All the data should come back exactly as it was given.

--- start ---

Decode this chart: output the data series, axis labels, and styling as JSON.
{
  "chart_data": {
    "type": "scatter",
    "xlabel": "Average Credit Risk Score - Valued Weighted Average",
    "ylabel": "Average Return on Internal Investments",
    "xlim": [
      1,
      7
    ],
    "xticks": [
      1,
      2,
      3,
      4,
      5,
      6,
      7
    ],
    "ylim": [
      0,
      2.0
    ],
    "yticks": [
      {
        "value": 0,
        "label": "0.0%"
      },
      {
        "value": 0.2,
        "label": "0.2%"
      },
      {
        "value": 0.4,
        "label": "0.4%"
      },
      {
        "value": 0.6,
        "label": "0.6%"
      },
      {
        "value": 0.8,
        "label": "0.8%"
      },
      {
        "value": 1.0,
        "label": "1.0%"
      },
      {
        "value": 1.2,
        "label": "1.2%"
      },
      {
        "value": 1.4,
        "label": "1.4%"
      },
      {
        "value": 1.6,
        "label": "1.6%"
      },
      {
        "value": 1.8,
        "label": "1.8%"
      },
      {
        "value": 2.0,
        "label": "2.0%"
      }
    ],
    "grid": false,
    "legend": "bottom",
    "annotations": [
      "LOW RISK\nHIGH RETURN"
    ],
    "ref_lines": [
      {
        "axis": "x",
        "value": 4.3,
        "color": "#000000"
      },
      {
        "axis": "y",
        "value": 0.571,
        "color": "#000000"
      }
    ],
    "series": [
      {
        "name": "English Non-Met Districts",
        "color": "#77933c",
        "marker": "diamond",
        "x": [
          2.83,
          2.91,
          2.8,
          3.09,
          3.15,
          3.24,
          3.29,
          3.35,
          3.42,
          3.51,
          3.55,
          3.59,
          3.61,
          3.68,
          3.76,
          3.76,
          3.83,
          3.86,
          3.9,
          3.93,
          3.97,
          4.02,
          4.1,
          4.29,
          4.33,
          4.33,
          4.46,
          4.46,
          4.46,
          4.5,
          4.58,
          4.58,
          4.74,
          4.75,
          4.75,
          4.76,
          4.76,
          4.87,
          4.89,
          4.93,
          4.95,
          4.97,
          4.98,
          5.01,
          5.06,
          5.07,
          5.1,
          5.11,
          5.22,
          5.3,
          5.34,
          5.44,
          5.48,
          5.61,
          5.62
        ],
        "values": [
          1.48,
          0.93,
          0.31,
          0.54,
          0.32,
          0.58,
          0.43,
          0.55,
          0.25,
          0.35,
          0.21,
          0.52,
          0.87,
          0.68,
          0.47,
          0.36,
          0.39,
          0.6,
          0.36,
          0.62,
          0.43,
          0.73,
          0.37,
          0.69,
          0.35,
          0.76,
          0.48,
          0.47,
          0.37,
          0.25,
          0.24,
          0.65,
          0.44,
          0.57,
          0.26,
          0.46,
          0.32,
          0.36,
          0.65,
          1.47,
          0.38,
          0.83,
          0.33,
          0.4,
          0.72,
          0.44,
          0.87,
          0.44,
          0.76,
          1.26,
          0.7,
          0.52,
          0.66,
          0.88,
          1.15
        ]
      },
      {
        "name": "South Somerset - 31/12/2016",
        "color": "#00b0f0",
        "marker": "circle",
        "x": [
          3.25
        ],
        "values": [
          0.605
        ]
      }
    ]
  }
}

--- end ---

• [Answer to the task]
Decode this chart: output the data series, axis labels, and styling as JSON.
{
  "chart_data": {
    "type": "scatter",
    "xlabel": "Average Credit Risk Score - Valued Weighted Average",
    "ylabel": "Average Return on Internal Investments",
    "xlim": [
      1,
      7
    ],
    "xticks": [
      1,
      2,
      3,
      4,
      5,
      6,
      7
    ],
    "ylim": [
      0,
      2.0
    ],
    "yticks": [
      {
        "value": 0,
        "label": "0.0%"
      },
      {
        "value": 0.2,
        "label": "0.2%"
      },
      {
        "value": 0.4,
        "label": "0.4%"
      },
      {
        "value": 0.6,
        "label": "0.6%"
      },
      {
        "value": 0.8,
        "label": "0.8%"
      },
      {
        "value": 1.0,
        "label": "1.0%"
      },
      {
        "value": 1.2,
        "label": "1.2%"
      },
      {
        "value": 1.4,
        "label": "1.4%"
      },
      {
        "value": 1.6,
        "label": "1.6%"
      },
      {
        "value": 1.8,
        "label": "1.8%"
      },
      {
        "value": 2.0,
        "label": "2.0%"
      }
    ],
    "grid": false,
    "legend": "bottom",
    "annotations": [
      "LOW RISK\nHIGH RETURN"
    ],
    "ref_lines": [
      {
        "axis": "x",
        "value": 4.3,
        "color": "#000000"
      },
      {
        "axis": "y",
        "value": 0.571,
        "color": "#000000"
      }
    ],
    "series": [
      {
        "name": "English Non-Met Districts",
        "color": "#77933c",
        "marker": "diamond",
        "x": [
          2.83,
          2.91,
          2.8,
          3.09,
          3.15,
          3.24,
          3.29,
          3.35,
          3.42,
          3.51,
          3.55,
          3.59,
          3.61,
          3.68,
          3.76,
          3.76,
          3.83,
          3.86,
          3.9,
          3.93,
          3.97,
          4.02,
          4.1,
          4.29,
          4.33,
          4.33,
          4.46,
          4.46,
          4.46,
          4.5,
          4.58,
          4.58,
          4.74,
          4.75,
          4.75,
          4.76,
          4.76,
          4.87,
          4.89,
          4.93,
          4.95,
          4.97,
          4.98,
          5.01,
          5.06,
          5.07,
          5.1,
          5.11,
          5.22,
          5.3,
          5.34,
          5.44,
          5.48,
          5.61,
          5.62
        ],
        "values": [
          1.48,
          0.93,
          0.31,
          0.54,
          0.32,
          0.58,
          0.43,
          0.55,
          0.25,
          0.35,
          0.21,
          0.52,
          0.87,
          0.68,
          0.47,
          0.36,
          0.39,
          0.6,
          0.36,
          0.62,
          0.43,
          0.73,
          0.37,
          0.69,
          0.35,
          0.76,
          0.48,
          0.47,
          0.37,
          0.25,
          0.24,
          0.65,
          0.44,
          0.57,
          0.26,
          0.46,
          0.32,
          0.36,
          0.65,
          1.47,
          0.38,
          0.83,
          0.33,
          0.4,
          0.72,
          0.44,
          0.87,
          0.44,
          0.76,
          1.26,
          0.7,
          0.52,
          0.66,
          0.88,
          1.15
        ]
      },
      {
        "name": "South Somerset - 31/12/2016",
        "color": "#00b0f0",
        "marker": "circle",
        "x": [
          3.25
        ],
        "values": [
          0.605
        ]
      }
    ]
  }
}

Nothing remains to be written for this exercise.